======== Input records ========

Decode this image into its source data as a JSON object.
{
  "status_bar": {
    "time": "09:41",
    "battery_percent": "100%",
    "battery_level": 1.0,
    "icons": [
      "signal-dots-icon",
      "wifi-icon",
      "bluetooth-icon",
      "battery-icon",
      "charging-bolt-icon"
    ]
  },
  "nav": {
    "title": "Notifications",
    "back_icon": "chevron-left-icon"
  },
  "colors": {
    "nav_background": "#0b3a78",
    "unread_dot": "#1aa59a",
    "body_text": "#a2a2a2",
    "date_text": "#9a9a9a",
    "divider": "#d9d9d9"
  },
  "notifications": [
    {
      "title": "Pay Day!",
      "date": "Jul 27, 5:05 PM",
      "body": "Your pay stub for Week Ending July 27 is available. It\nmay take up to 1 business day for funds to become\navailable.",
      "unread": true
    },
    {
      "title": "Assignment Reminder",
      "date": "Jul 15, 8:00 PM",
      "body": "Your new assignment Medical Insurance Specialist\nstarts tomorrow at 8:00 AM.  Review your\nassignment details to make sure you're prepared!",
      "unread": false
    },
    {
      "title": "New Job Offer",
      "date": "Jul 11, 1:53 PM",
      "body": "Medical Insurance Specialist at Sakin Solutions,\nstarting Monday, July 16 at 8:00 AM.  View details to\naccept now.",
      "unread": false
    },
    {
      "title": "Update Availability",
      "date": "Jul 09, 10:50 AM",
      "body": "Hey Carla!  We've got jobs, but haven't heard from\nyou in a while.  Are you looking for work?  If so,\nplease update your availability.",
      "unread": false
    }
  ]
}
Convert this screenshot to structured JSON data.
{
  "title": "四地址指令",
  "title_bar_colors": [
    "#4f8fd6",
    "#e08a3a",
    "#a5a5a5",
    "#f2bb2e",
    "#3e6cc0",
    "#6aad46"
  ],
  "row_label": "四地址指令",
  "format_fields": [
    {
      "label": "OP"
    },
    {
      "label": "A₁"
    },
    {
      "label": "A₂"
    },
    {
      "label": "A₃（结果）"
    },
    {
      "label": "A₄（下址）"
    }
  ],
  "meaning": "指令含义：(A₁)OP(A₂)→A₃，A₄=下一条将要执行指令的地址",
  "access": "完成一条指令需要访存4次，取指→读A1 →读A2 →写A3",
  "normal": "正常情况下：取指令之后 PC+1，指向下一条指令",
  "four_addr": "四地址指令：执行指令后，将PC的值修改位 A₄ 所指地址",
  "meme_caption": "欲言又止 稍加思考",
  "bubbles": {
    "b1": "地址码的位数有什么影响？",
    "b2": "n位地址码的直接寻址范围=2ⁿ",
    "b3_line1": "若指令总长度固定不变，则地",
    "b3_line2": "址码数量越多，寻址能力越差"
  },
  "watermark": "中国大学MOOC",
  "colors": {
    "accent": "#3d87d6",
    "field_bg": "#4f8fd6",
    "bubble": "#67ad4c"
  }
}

========

### [To be done]
Every line of the data above should be reproduced word for word.

### [Result of the exercise]
Decode this image into its source data as a JSON object.
{
  "status_bar": {
    "time": "09:41",
    "battery_percent": "100%",
    "battery_level": 1.0,
    "icons": [
      "signal-dots-icon",
      "wifi-icon",
      "bluetooth-icon",
      "battery-icon",
      "charging-bolt-icon"
    ]
  },
  "nav": {
    "title": "Notifications",
    "back_icon": "chevron-left-icon"
  },
  "colors": {
    "nav_background": "#0b3a78",
    "unread_dot": "#1aa59a",
    "body_text": "#a2a2a2",
    "date_text": "#9a9a9a",
    "divider": "#d9d9d9"
  },
  "notifications": [
    {
      "title": "Pay Day!",
      "date": "Jul 27, 5:05 PM",
      "body": "Your pay stub for Week Ending July 27 is available. It\nmay take up to 1 business day for funds to become\navailable.",
      "unread": true
    },
    {
      "title": "Assignment Reminder",
      "date": "Jul 15, 8:00 PM",
      "body": "Your new assignment Medical Insurance Specialist\nstarts tomorrow at 8:00 AM.  Review your\nassignment details to make sure you're prepared!",
      "unread": false
    },
    {
      "title": "New Job Offer",
      "date": "Jul 11, 1:53 PM",
      "body": "Medical Insurance Specialist at Sakin Solutions,\nstarting Monday, July 16 at 8:00 AM.  View details to\naccept now.",
      "unread": false
    },
    {
      "title": "Update Availability",
      "date": "Jul 09, 10:50 AM",
      "body": "Hey Carla!  We've got jobs, but haven't heard from\nyou in a while.  Are you looking for work?  If so,\nplease update your availability.",
      "unread": false
    }
  ]
}
Convert this screenshot to structured JSON data.
{
  "title": "四地址指令",
  "title_bar_colors": [
    "#4f8fd6",
    "#e08a3a",
    "#a5a5a5",
    "#f2bb2e",
    "#3e6cc0",
    "#6aad46"
  ],
  "row_label": "四地址指令",
  "format_fields": [
    {
      "label": "OP"
    },
    {
      "label": "A₁"
    },
    {
      "label": "A₂"
    },
    {
      "label": "A₃（结果）"
    },
    {
      "label": "A₄（下址）"
    }
  ],
  "meaning": "指令含义：(A₁)OP(A₂)→A₃，A₄=下一条将要执行指令的地址",
  "access": "完成一条指令需要访存4次，取指→读A1 →读A2 →写A3",
  "normal": "正常情况下：取指令之后 PC+1，指向下一条指令",
  "four_addr": "四地址指令：执行指令后，将PC的值修改位 A₄ 所指地址",
  "meme_caption": "欲言又止 稍加思考",
  "bubbles": {
    "b1": "地址码的位数有什么影响？",
    "b2": "n位地址码的直接寻址范围=2ⁿ",
    "b3_line1": "若指令总长度固定不变，则地",
    "b3_line2": "址码数量越多，寻址能力越差"
  },
  "watermark": "中国大学MOOC",
  "colors": {
    "accent": "#3d87d6",
    "field_bg": "#4f8fd6",
    "bubble": "#67ad4c"
  }
}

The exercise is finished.